Pull out every line from the listing that has the word "Uniunea".

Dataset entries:
++++++++++
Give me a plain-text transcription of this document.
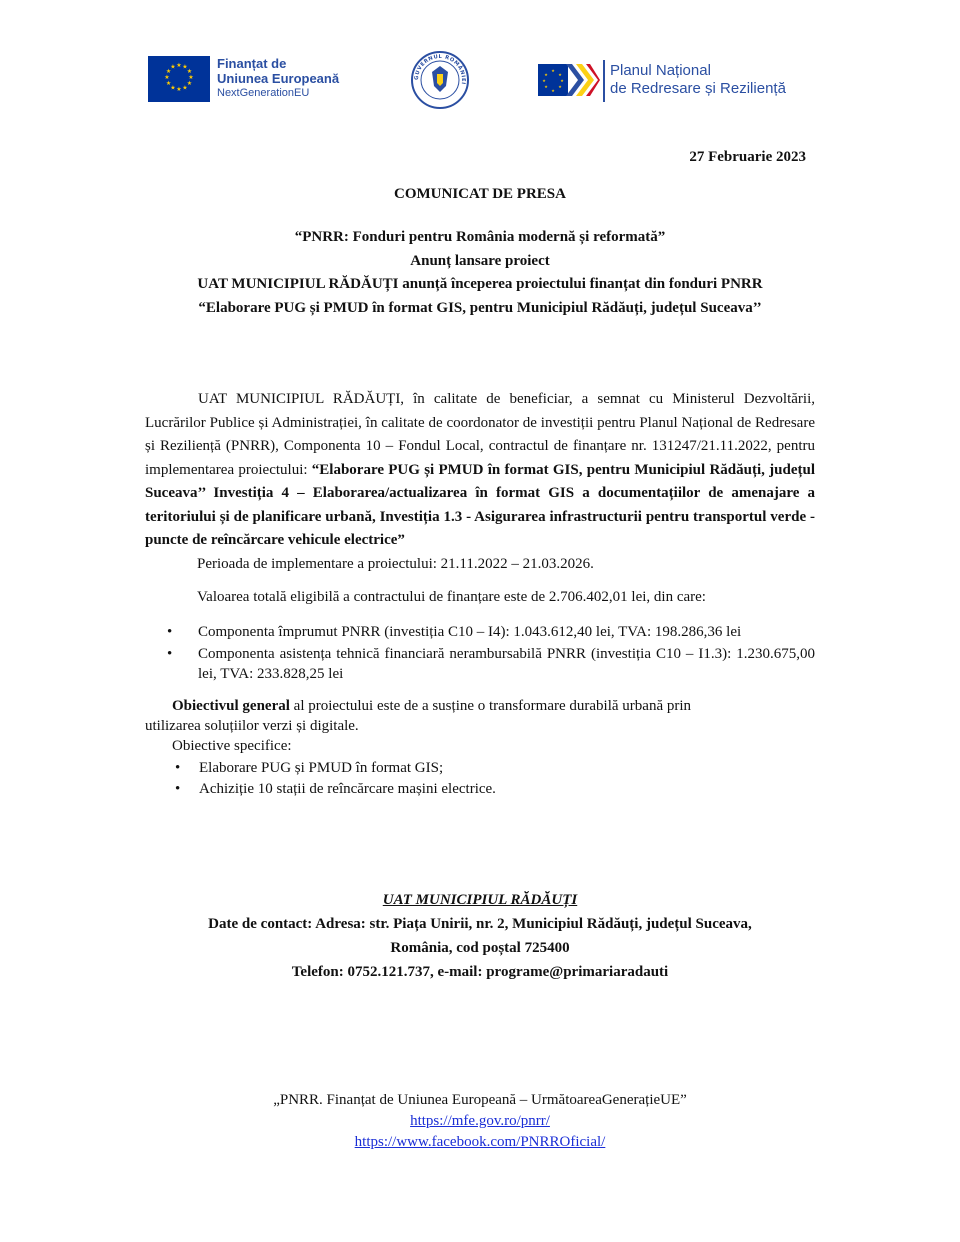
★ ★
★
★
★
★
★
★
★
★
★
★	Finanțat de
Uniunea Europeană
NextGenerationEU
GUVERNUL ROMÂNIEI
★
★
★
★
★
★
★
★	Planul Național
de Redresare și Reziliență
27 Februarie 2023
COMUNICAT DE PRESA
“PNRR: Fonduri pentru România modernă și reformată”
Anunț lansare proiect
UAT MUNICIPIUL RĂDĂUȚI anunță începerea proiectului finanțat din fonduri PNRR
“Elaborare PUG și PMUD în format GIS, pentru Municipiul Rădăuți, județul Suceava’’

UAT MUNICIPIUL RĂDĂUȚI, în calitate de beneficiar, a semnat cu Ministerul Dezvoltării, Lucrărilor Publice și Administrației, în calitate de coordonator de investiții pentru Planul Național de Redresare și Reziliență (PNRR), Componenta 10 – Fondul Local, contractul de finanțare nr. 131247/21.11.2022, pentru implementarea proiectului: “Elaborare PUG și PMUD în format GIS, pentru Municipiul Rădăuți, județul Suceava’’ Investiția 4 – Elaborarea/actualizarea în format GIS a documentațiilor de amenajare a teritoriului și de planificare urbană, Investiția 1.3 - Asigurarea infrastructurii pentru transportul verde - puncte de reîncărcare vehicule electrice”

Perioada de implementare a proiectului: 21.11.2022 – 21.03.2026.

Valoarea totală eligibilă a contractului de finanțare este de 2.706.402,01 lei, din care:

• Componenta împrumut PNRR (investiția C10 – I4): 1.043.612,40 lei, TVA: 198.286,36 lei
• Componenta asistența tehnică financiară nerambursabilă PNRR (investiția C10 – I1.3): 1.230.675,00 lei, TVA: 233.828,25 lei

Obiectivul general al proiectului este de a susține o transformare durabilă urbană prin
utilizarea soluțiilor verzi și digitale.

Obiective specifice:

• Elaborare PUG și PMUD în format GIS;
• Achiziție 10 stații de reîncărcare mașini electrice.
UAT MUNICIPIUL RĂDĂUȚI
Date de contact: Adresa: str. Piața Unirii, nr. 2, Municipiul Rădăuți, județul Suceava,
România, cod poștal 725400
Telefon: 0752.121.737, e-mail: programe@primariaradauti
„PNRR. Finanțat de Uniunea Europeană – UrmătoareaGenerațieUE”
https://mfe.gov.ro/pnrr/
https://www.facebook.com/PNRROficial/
++++++++++
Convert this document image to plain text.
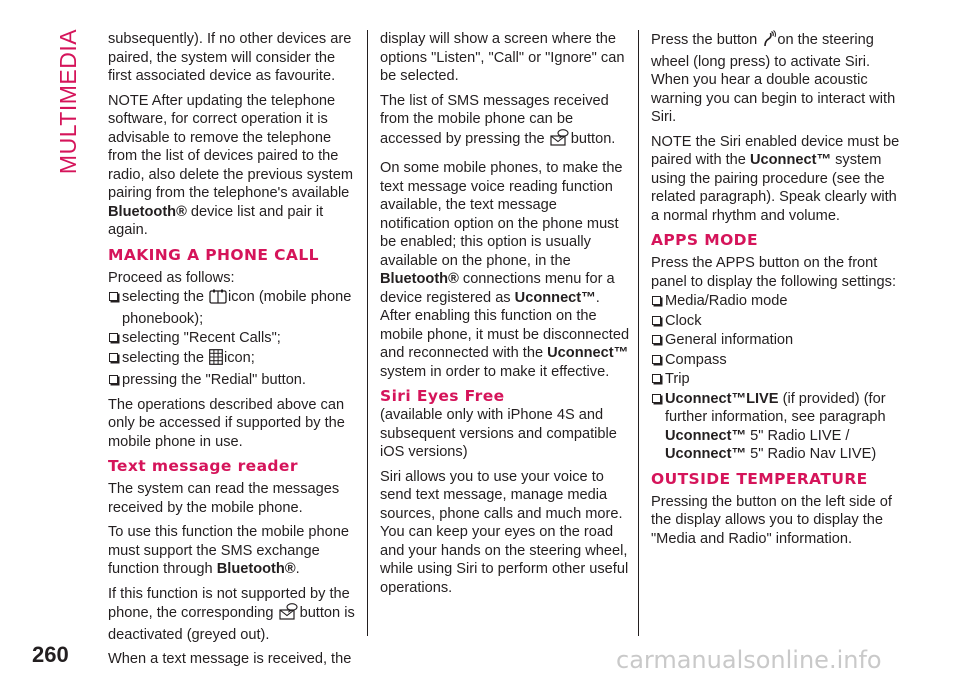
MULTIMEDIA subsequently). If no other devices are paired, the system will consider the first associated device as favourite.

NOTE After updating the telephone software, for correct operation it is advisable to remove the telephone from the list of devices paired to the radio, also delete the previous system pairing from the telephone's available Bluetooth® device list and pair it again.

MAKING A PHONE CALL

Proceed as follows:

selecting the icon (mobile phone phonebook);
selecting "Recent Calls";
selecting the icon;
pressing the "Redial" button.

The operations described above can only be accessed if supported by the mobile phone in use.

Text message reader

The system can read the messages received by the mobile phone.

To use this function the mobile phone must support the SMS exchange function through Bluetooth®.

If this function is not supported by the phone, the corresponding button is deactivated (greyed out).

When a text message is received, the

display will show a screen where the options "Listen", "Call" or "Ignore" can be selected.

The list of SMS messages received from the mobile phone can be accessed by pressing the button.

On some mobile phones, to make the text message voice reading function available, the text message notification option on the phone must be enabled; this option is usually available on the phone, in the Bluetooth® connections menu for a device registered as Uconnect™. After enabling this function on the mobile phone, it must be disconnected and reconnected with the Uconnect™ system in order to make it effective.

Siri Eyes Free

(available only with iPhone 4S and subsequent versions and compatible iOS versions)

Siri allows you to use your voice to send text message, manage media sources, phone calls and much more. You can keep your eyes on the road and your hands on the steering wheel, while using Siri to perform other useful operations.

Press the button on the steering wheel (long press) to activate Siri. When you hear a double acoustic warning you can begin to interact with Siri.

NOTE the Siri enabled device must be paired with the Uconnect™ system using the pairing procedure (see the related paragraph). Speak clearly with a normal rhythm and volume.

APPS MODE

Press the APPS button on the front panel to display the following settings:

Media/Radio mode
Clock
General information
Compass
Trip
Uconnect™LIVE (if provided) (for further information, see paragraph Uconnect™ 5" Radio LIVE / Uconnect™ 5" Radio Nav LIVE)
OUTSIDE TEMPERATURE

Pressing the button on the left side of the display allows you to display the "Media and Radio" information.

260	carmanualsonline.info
++++++++++
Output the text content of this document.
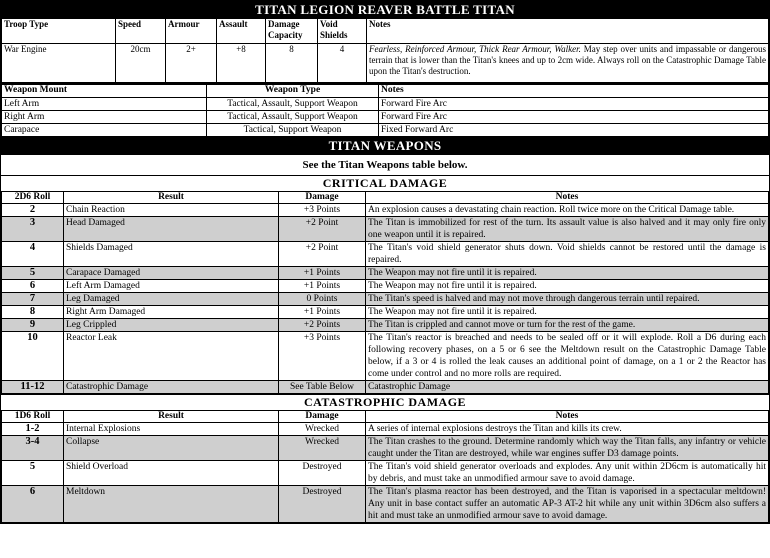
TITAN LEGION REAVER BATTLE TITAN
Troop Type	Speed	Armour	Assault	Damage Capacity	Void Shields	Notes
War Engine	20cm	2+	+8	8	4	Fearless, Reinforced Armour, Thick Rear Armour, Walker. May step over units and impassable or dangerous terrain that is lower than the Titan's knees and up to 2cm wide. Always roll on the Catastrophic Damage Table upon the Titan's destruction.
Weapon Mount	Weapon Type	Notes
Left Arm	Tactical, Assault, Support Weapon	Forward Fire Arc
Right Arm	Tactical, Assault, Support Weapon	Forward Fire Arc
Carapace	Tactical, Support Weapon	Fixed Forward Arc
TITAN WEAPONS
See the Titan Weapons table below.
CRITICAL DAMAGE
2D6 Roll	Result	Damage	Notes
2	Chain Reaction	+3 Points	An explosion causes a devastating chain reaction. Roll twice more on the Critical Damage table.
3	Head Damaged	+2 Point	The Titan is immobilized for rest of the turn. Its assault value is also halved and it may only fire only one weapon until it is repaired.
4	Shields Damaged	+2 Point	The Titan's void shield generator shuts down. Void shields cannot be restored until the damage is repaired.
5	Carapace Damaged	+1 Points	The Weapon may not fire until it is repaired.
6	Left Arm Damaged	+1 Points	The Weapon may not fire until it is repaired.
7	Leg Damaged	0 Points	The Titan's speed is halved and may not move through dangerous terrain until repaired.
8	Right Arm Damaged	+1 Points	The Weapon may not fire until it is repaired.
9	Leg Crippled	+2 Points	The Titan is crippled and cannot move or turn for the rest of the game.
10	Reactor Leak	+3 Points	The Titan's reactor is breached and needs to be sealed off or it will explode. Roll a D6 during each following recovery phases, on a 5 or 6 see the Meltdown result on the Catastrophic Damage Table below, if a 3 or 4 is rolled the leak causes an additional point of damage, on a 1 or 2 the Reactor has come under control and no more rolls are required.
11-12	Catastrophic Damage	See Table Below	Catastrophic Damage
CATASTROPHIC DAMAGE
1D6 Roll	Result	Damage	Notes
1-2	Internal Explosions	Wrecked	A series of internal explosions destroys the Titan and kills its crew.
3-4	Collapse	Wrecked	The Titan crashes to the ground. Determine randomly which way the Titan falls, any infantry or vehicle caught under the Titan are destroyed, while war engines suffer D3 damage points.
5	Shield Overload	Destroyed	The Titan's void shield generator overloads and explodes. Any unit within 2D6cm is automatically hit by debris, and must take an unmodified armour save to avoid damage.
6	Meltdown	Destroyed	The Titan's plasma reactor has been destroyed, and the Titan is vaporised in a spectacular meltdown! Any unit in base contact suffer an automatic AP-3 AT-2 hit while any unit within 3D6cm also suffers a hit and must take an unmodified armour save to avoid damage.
++++++++++
EXERCISE ANSWER
Uniunea Europeană
„PNRR. Finanțat de Uniunea Europeană – UrmătoareaGenerațieUE”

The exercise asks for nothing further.